## Your objective
Consider the records below. How many of their lines include the word "Section"? State the number and nothing else.

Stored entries
----
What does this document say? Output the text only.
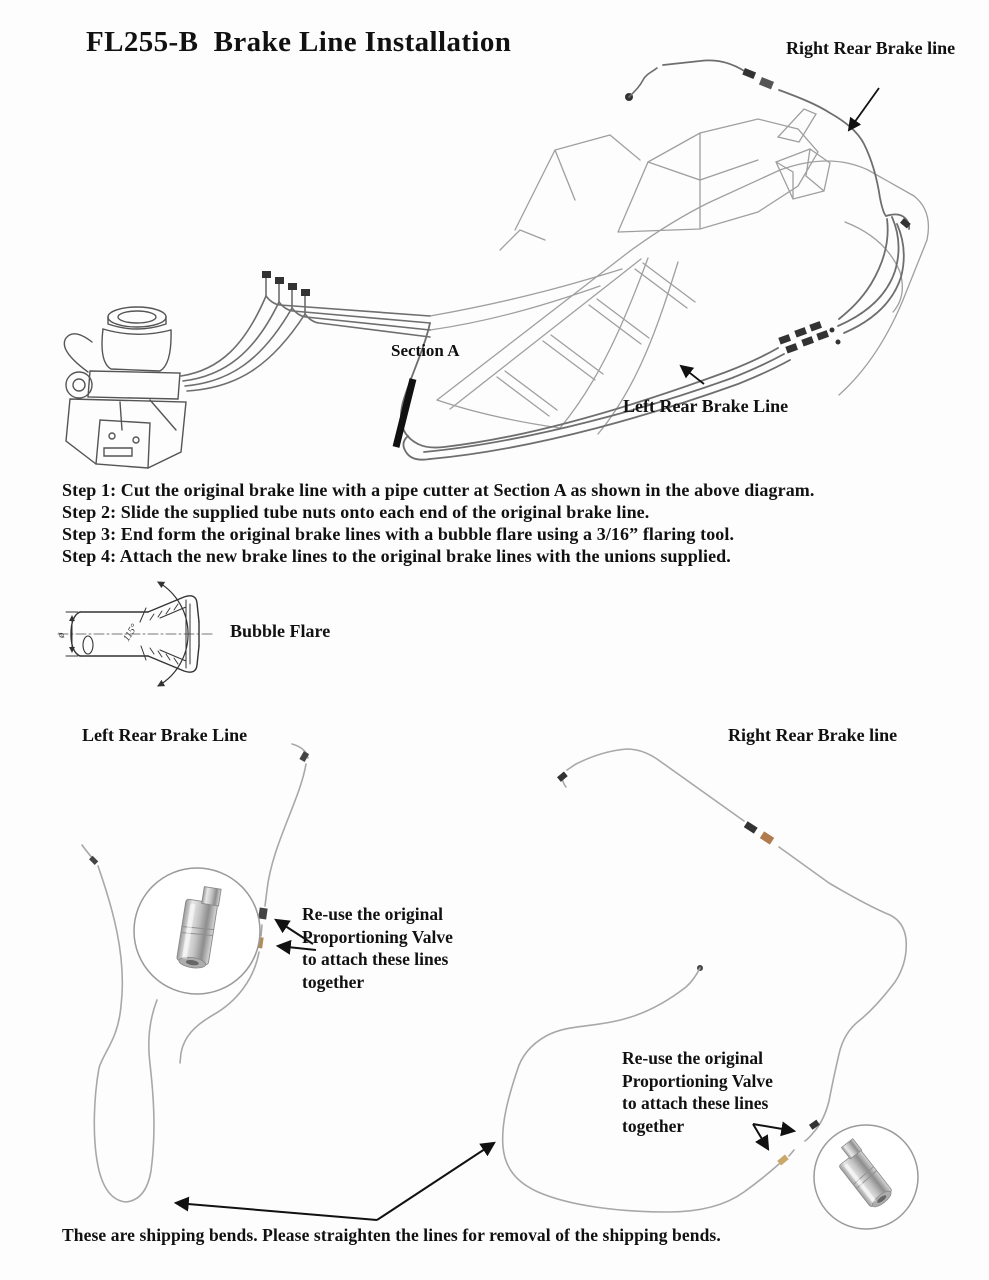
115°
ø
FL255-B  Brake Line Installation	Right Rear Brake line
Section A
Left Rear Brake Line
Step 1: Cut the original brake line with a pipe cutter at Section A as shown in the above diagram.
Step 2: Slide the supplied tube nuts onto each end of the original brake line.
Step 3: End form the original brake lines with a bubble flare using a 3/16” flaring tool.
Step 4: Attach the new brake lines to the original brake lines with the unions supplied.
Bubble Flare
Left Rear Brake Line	Right Rear Brake line
Re-use the original
Proportioning Valve
to attach these lines
together
Re-use the original
Proportioning Valve
to attach these lines
together
These are shipping bends. Please straighten the lines for removal of the shipping bends.
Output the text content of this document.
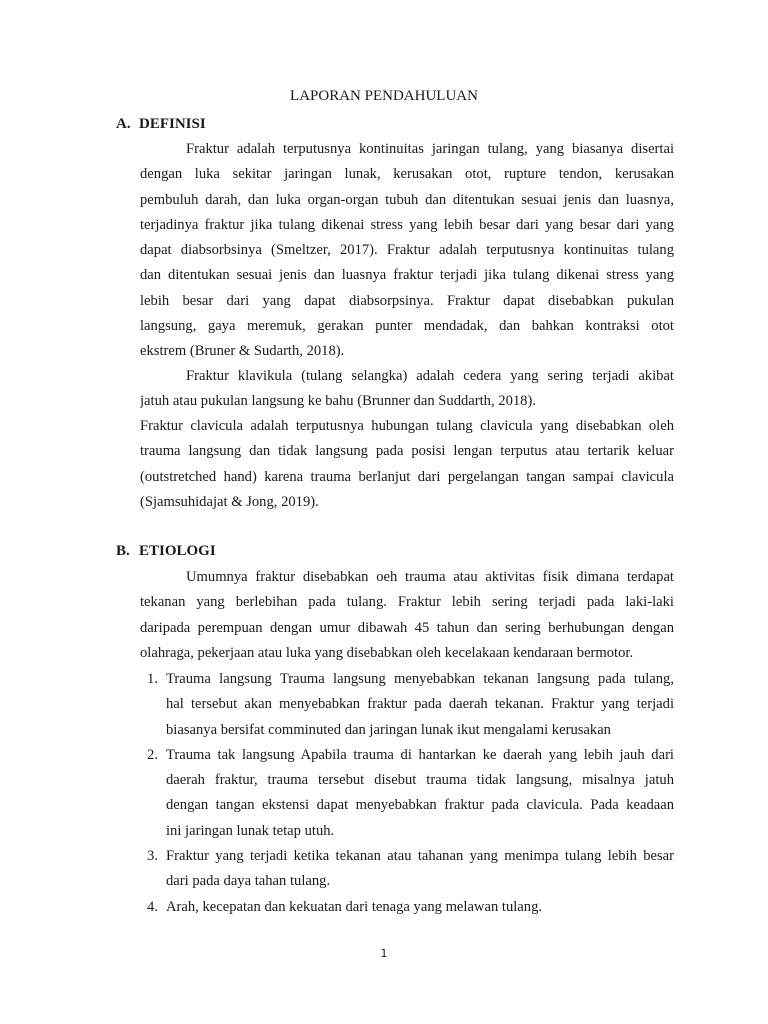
LAPORAN PENDAHULUAN
A. DEFINISI
Fraktur adalah terputusnya kontinuitas jaringan tulang, yang biasanya disertai
dengan luka sekitar jaringan lunak, kerusakan otot, rupture tendon, kerusakan
pembuluh darah, dan luka organ-organ tubuh dan ditentukan sesuai jenis dan luasnya,
terjadinya fraktur jika tulang dikenai stress yang lebih besar dari yang besar dari yang
dapat diabsorbsinya (Smeltzer, 2017). Fraktur adalah terputusnya kontinuitas tulang
dan ditentukan sesuai jenis dan luasnya fraktur terjadi jika tulang dikenai stress yang
lebih besar dari yang dapat diabsorpsinya. Fraktur dapat disebabkan pukulan
langsung, gaya meremuk, gerakan punter mendadak, dan bahkan kontraksi otot
ekstrem (Bruner & Sudarth, 2018).
Fraktur klavikula (tulang selangka) adalah cedera yang sering terjadi akibat
jatuh atau pukulan langsung ke bahu (Brunner dan Suddarth, 2018).
Fraktur clavicula adalah terputusnya hubungan tulang clavicula yang disebabkan oleh
trauma langsung dan tidak langsung pada posisi lengan terputus atau tertarik keluar
(outstretched hand) karena trauma berlanjut dari pergelangan tangan sampai clavicula
(Sjamsuhidajat & Jong, 2019).
B. ETIOLOGI
Umumnya fraktur disebabkan oeh trauma atau aktivitas fisik dimana terdapat
tekanan yang berlebihan pada tulang. Fraktur lebih sering terjadi pada laki-laki
daripada perempuan dengan umur dibawah 45 tahun dan sering berhubungan dengan
olahraga, pekerjaan atau luka yang disebabkan oleh kecelakaan kendaraan bermotor.
1. Trauma langsung Trauma langsung menyebabkan tekanan langsung pada tulang,
hal tersebut akan menyebabkan fraktur pada daerah tekanan. Fraktur yang terjadi
biasanya bersifat comminuted dan jaringan lunak ikut mengalami kerusakan
2. Trauma tak langsung Apabila trauma di hantarkan ke daerah yang lebih jauh dari
daerah fraktur, trauma tersebut disebut trauma tidak langsung, misalnya jatuh
dengan tangan ekstensi dapat menyebabkan fraktur pada clavicula. Pada keadaan
ini jaringan lunak tetap utuh.
3. Fraktur yang terjadi ketika tekanan atau tahanan yang menimpa tulang lebih besar
dari pada daya tahan tulang.
4. Arah, kecepatan dan kekuatan dari tenaga yang melawan tulang.
1
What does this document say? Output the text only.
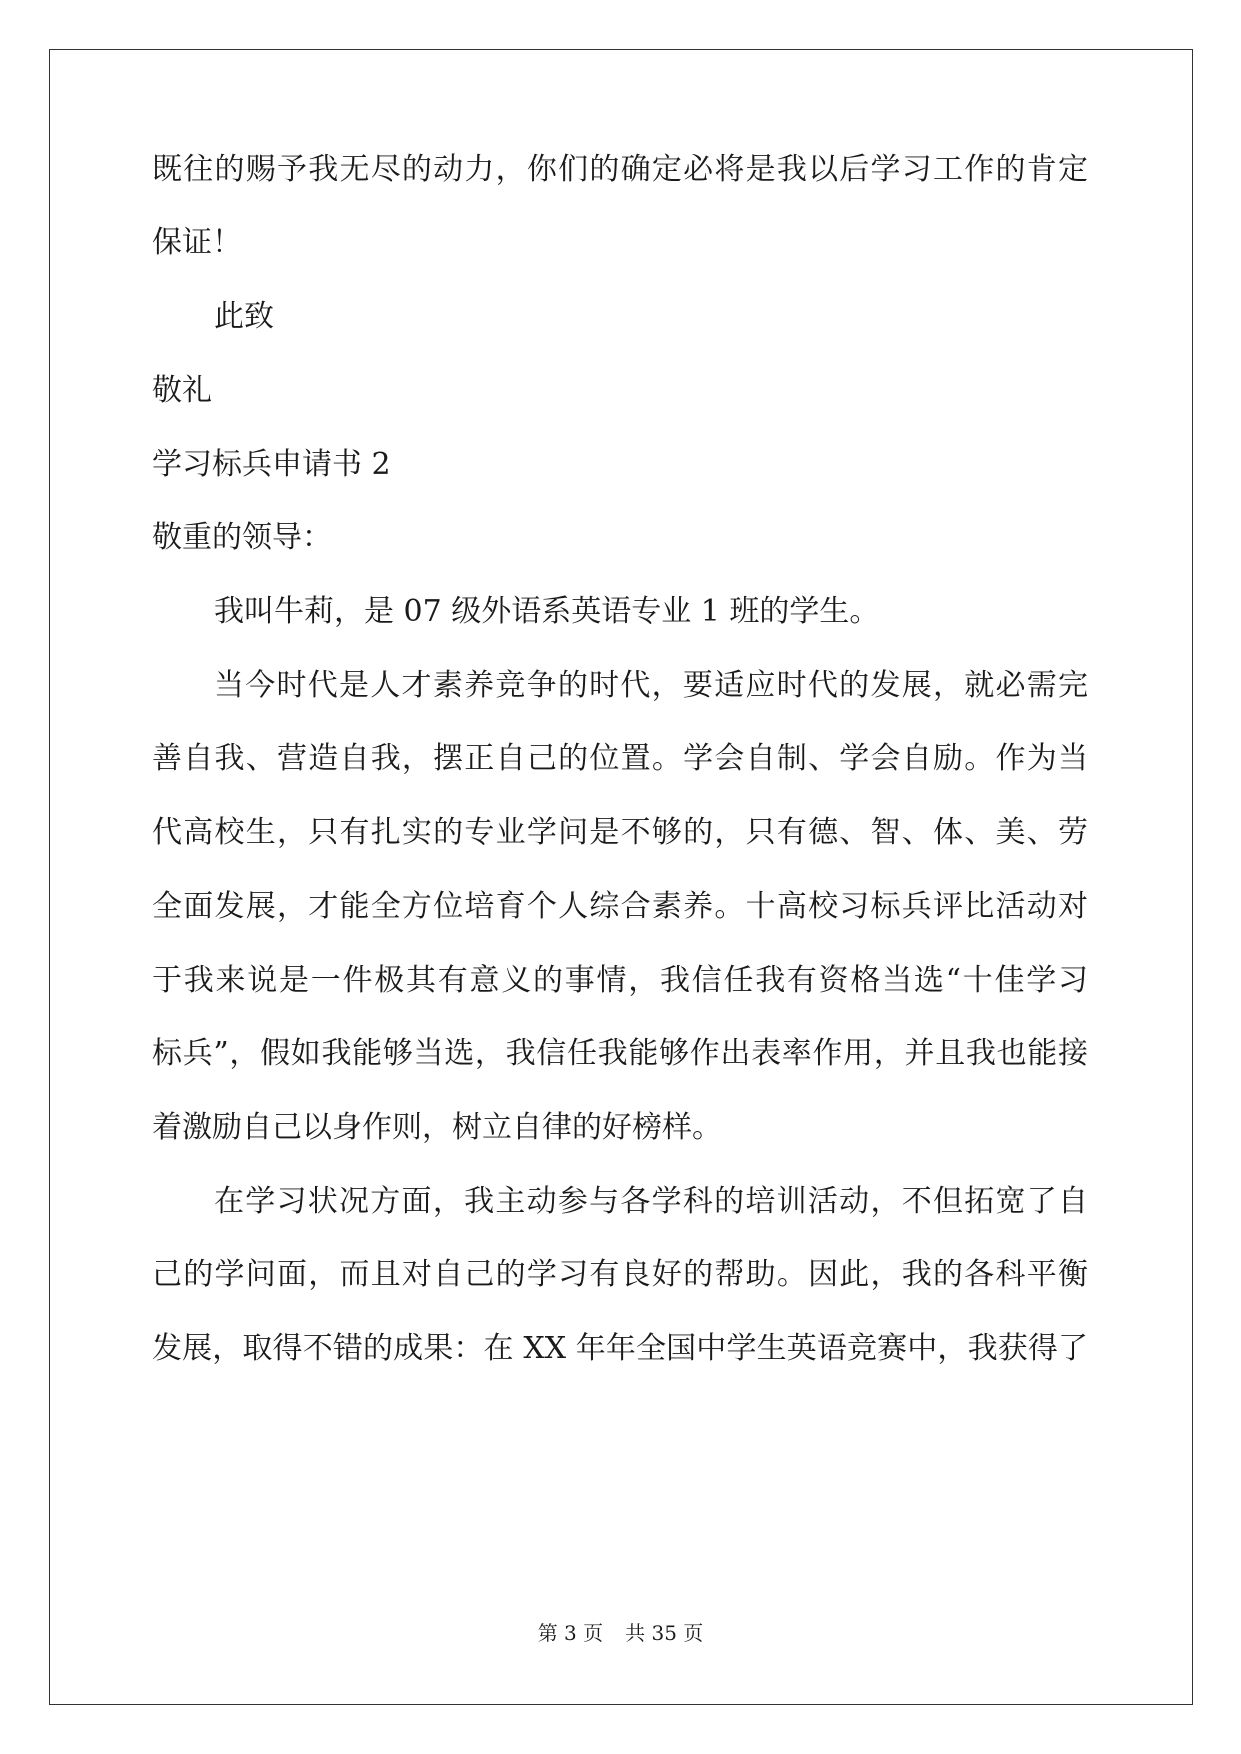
既往的赐予我无尽的动力，你们的确定必将是我以后学习工作的肯定
保证！
此致
敬礼
学习标兵申请书 2
敬重的领导：
我叫牛莉，是 07 级外语系英语专业 1 班的学生。
当今时代是人才素养竞争的时代，要适应时代的发展，就必需完
善自我、营造自我，摆正自己的位置。学会自制、学会自励。作为当
代高校生，只有扎实的专业学问是不够的，只有德、智、体、美、劳
全面发展，才能全方位培育个人综合素养。十高校习标兵评比活动对
于我来说是一件极其有意义的事情，我信任我有资格当选“十佳学习
标兵”，假如我能够当选，我信任我能够作出表率作用，并且我也能接
着激励自己以身作则，树立自律的好榜样。
在学习状况方面，我主动参与各学科的培训活动，不但拓宽了自
己的学问面，而且对自己的学习有良好的帮助。因此，我的各科平衡
发展，取得不错的成果：在 XX 年年全国中学生英语竞赛中，我获得了
第 3 页 共 35 页
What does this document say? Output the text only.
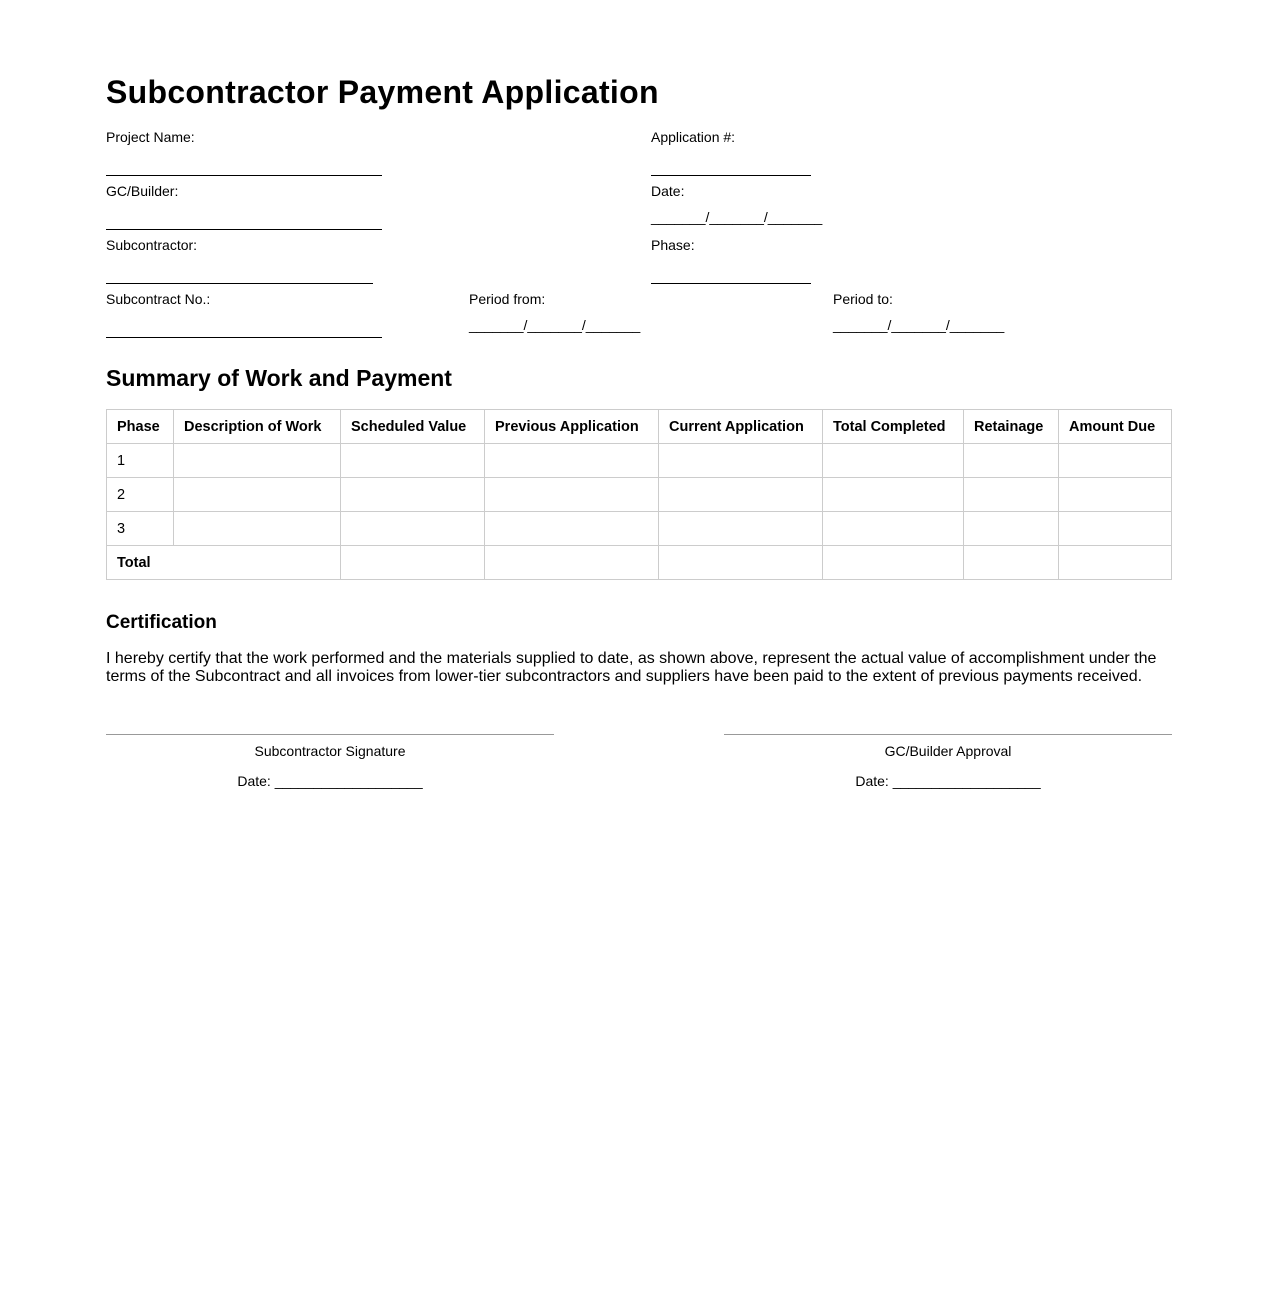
Subcontractor Payment Application
Project Name:	Application #:
GC/Builder:	Date:
_______/_______/_______
Subcontractor:	Phase:
Subcontract No.:	Period from:
_______/_______/_______
Period to:
_______/_______/_______
Summary of Work and Payment
Phase	Description of Work	Scheduled Value	Previous Application	Current Application	Total Completed	Retainage	Amount Due
1							
2							
3							
Total							
Certification

I hereby certify that the work performed and the materials supplied to date, as shown above, represent the actual value of accomplishment under the terms of the Subcontract and all invoices from lower-tier subcontractors and suppliers have been paid to the extent of previous payments received.

Subcontractor Signature
Date: ___________________
GC/Builder Approval
Date: ___________________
----
## Result of the task
2